Raw records =>
——————————
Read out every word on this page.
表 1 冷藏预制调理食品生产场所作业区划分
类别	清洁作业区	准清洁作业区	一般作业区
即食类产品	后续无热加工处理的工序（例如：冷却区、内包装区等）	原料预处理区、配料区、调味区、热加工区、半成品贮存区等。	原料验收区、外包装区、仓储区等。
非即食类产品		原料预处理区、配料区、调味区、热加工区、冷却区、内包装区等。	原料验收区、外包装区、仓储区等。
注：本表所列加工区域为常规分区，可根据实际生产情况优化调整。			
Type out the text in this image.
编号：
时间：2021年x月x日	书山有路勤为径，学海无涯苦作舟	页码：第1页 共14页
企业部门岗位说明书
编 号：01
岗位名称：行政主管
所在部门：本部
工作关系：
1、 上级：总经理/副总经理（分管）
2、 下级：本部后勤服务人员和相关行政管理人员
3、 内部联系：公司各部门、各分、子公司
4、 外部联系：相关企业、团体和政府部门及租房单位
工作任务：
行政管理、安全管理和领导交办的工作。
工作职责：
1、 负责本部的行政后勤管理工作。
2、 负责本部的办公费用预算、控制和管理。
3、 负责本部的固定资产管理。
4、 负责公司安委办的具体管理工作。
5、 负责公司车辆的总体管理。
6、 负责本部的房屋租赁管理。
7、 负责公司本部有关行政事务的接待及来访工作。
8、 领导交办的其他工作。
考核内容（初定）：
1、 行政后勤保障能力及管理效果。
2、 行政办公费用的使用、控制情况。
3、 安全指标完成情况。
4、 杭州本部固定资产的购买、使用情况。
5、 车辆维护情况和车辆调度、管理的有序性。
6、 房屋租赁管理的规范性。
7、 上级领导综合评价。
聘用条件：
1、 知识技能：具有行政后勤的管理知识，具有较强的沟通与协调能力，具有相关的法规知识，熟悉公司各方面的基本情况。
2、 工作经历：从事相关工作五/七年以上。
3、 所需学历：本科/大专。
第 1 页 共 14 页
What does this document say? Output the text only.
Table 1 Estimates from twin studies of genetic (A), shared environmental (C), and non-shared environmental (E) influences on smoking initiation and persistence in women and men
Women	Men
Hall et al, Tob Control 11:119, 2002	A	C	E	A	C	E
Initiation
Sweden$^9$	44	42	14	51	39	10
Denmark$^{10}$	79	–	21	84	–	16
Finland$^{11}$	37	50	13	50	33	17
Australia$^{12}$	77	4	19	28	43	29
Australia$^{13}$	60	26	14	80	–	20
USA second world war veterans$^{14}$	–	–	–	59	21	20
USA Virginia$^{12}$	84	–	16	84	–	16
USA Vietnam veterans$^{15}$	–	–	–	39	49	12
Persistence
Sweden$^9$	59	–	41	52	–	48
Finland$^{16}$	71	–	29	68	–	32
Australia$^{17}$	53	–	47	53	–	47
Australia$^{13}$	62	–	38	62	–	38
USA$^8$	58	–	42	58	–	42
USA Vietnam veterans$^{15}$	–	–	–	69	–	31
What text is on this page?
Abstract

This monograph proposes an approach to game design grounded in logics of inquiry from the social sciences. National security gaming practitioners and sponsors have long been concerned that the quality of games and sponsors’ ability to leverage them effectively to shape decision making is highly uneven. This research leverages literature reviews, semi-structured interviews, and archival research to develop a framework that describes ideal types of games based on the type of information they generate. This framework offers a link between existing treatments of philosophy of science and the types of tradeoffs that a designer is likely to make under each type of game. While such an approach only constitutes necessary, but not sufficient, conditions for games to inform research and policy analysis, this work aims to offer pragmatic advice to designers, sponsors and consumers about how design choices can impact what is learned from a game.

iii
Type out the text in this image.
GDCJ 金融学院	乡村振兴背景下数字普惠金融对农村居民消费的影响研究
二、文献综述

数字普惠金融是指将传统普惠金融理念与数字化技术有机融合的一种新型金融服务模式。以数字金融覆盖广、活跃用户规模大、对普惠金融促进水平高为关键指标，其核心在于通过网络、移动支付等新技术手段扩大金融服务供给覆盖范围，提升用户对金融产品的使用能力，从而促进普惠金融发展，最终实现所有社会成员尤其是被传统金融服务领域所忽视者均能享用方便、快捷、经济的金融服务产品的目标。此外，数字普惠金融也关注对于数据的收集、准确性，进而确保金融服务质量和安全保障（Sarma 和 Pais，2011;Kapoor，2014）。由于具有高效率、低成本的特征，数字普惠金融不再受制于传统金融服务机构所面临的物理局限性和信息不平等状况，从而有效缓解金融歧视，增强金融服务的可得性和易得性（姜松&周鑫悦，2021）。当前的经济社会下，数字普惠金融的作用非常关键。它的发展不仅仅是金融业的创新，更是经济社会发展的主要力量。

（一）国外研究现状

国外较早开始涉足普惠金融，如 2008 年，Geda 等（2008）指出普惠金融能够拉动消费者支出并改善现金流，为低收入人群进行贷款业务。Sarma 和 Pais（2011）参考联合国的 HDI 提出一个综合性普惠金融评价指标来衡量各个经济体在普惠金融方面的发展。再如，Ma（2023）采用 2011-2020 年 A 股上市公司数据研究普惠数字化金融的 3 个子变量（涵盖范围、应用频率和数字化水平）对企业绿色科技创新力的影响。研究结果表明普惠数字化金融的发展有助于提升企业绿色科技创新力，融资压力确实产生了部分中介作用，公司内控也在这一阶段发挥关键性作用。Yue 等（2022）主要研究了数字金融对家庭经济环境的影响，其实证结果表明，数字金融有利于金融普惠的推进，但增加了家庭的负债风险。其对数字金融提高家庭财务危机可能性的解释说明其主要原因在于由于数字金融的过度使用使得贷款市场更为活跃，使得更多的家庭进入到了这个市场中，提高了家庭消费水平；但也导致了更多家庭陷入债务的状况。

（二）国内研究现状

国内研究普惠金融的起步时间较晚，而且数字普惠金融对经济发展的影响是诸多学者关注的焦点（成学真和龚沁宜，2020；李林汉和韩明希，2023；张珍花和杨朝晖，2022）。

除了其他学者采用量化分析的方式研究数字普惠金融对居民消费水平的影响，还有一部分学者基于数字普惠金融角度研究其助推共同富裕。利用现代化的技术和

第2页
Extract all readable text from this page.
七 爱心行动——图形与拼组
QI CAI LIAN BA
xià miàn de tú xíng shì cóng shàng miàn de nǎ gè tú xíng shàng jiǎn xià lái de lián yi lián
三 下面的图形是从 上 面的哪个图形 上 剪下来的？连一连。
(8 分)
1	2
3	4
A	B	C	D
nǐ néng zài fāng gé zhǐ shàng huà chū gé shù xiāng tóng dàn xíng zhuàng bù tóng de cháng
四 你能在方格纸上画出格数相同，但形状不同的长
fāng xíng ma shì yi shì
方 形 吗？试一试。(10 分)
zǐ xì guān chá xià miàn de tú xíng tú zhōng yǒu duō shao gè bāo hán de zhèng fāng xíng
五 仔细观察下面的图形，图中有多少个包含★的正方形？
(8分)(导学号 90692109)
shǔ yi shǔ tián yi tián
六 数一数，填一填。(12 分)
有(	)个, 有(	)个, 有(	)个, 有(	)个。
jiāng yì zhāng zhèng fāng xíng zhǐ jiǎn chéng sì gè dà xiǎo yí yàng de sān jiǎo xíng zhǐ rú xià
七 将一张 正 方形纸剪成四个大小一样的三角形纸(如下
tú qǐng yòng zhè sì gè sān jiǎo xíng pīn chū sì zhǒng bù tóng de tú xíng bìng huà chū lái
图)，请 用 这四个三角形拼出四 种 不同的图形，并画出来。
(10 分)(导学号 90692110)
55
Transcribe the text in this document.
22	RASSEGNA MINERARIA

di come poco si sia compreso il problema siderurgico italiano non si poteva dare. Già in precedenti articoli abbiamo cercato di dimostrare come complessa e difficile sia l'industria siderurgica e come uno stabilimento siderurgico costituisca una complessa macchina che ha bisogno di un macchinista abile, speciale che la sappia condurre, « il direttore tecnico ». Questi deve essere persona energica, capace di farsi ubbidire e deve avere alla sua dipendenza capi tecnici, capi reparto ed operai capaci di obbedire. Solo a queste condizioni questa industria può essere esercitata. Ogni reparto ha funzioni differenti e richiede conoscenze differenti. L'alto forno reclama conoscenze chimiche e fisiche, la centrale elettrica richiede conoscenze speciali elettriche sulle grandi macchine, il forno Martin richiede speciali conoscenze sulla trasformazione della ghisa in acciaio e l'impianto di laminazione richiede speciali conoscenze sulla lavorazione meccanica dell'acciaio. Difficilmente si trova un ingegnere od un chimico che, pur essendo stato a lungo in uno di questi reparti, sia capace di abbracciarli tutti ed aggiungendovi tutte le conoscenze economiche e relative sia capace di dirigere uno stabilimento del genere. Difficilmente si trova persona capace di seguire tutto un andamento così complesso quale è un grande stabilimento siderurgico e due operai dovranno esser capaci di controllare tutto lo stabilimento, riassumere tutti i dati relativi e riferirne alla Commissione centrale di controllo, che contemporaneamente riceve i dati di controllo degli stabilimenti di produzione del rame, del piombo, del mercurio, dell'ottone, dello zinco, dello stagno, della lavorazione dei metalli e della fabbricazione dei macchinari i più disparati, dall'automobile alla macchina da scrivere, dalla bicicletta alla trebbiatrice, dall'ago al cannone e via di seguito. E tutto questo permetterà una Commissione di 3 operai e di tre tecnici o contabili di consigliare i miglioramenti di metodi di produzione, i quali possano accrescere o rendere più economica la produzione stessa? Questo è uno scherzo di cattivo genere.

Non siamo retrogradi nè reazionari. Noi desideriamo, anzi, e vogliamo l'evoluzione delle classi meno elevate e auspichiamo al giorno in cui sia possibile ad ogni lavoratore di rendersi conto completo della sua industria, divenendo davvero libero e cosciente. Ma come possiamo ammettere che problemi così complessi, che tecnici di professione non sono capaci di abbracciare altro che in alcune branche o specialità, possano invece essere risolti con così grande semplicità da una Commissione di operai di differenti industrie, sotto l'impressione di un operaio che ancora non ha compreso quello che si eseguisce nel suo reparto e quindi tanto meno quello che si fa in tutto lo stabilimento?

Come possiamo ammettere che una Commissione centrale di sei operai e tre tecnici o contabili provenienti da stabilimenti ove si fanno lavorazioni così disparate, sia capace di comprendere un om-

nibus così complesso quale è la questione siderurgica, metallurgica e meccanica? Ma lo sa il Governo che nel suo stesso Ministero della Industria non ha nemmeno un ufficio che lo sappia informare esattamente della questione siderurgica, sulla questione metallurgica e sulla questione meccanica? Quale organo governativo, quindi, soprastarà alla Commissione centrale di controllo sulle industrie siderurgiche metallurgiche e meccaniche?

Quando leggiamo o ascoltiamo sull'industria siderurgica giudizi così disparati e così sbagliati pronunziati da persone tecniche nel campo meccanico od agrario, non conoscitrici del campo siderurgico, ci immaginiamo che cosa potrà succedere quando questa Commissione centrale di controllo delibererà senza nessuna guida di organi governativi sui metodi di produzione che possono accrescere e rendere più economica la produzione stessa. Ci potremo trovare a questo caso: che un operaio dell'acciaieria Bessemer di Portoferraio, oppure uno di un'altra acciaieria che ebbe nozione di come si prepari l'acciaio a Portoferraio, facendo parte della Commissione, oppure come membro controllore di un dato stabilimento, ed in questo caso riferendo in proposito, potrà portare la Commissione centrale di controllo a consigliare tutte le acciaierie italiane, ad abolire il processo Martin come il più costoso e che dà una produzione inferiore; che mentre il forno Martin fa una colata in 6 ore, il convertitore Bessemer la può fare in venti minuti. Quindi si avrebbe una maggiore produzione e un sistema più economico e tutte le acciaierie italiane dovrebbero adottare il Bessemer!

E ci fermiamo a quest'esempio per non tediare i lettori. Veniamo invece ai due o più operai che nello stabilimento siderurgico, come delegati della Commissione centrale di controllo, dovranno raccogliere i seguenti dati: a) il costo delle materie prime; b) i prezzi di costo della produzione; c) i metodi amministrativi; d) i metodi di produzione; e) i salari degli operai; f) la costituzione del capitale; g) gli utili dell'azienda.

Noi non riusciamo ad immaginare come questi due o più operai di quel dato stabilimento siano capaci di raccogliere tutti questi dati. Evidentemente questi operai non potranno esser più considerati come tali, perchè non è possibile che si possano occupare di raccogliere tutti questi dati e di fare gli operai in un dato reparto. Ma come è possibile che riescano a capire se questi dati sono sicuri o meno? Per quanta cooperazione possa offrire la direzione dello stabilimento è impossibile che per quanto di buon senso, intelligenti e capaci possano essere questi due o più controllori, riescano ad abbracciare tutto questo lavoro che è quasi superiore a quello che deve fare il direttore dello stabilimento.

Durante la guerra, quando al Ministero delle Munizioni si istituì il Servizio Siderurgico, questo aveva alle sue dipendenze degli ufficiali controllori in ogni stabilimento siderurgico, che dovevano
——————————
Goal => Pick out every line with the string "Finland" and copy it.

Response to the exercise =>
Finland$^{11}$	37	50	13	50	33	17
Finland$^{16}$	71	–	29	68	–	32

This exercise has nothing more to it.